#### WHAT THE TASK ASKS:
When a line in the listing below contains the word "have", return a copy of that line.

#### GIVEN ENTRIES:
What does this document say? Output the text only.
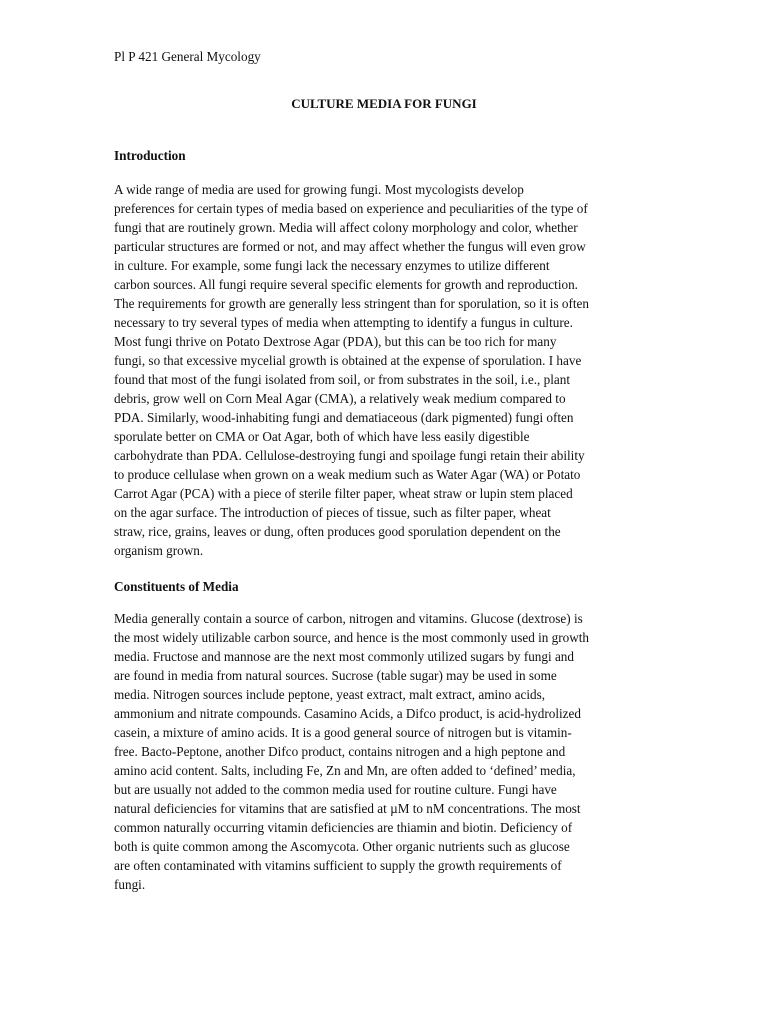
Pl P 421 General Mycology

CULTURE MEDIA FOR FUNGI

Introduction
A wide range of media are used for growing fungi. Most mycologists develop
preferences for certain types of media based on experience and peculiarities of the type of
fungi that are routinely grown. Media will affect colony morphology and color, whether
particular structures are formed or not, and may affect whether the fungus will even grow
in culture. For example, some fungi lack the necessary enzymes to utilize different
carbon sources. All fungi require several specific elements for growth and reproduction.
The requirements for growth are generally less stringent than for sporulation, so it is often
necessary to try several types of media when attempting to identify a fungus in culture.
Most fungi thrive on Potato Dextrose Agar (PDA), but this can be too rich for many
fungi, so that excessive mycelial growth is obtained at the expense of sporulation. I have
found that most of the fungi isolated from soil, or from substrates in the soil, i.e., plant
debris, grow well on Corn Meal Agar (CMA), a relatively weak medium compared to
PDA. Similarly, wood-inhabiting fungi and dematiaceous (dark pigmented) fungi often
sporulate better on CMA or Oat Agar, both of which have less easily digestible
carbohydrate than PDA. Cellulose-destroying fungi and spoilage fungi retain their ability
to produce cellulase when grown on a weak medium such as Water Agar (WA) or Potato
Carrot Agar (PCA) with a piece of sterile filter paper, wheat straw or lupin stem placed
on the agar surface. The introduction of pieces of tissue, such as filter paper, wheat
straw, rice, grains, leaves or dung, often produces good sporulation dependent on the
organism grown.
Constituents of Media
Media generally contain a source of carbon, nitrogen and vitamins. Glucose (dextrose) is
the most widely utilizable carbon source, and hence is the most commonly used in growth
media. Fructose and mannose are the next most commonly utilized sugars by fungi and
are found in media from natural sources. Sucrose (table sugar) may be used in some
media. Nitrogen sources include peptone, yeast extract, malt extract, amino acids,
ammonium and nitrate compounds. Casamino Acids, a Difco product, is acid-hydrolized
casein, a mixture of amino acids. It is a good general source of nitrogen but is vitamin-
free. Bacto-Peptone, another Difco product, contains nitrogen and a high peptone and
amino acid content. Salts, including Fe, Zn and Mn, are often added to ‘defined’ media,
but are usually not added to the common media used for routine culture. Fungi have
natural deficiencies for vitamins that are satisfied at µM to nM concentrations. The most
common naturally occurring vitamin deficiencies are thiamin and biotin. Deficiency of
both is quite common among the Ascomycota. Other organic nutrients such as glucose
are often contaminated with vitamins sufficient to supply the growth requirements of
fungi.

#### PROBLEM SOLUTION:
fungi, so that excessive mycelial growth is obtained at the expense of sporulation. I have
sporulate better on CMA or Oat Agar, both of which have less easily digestible
but are usually not added to the common media used for routine culture. Fungi have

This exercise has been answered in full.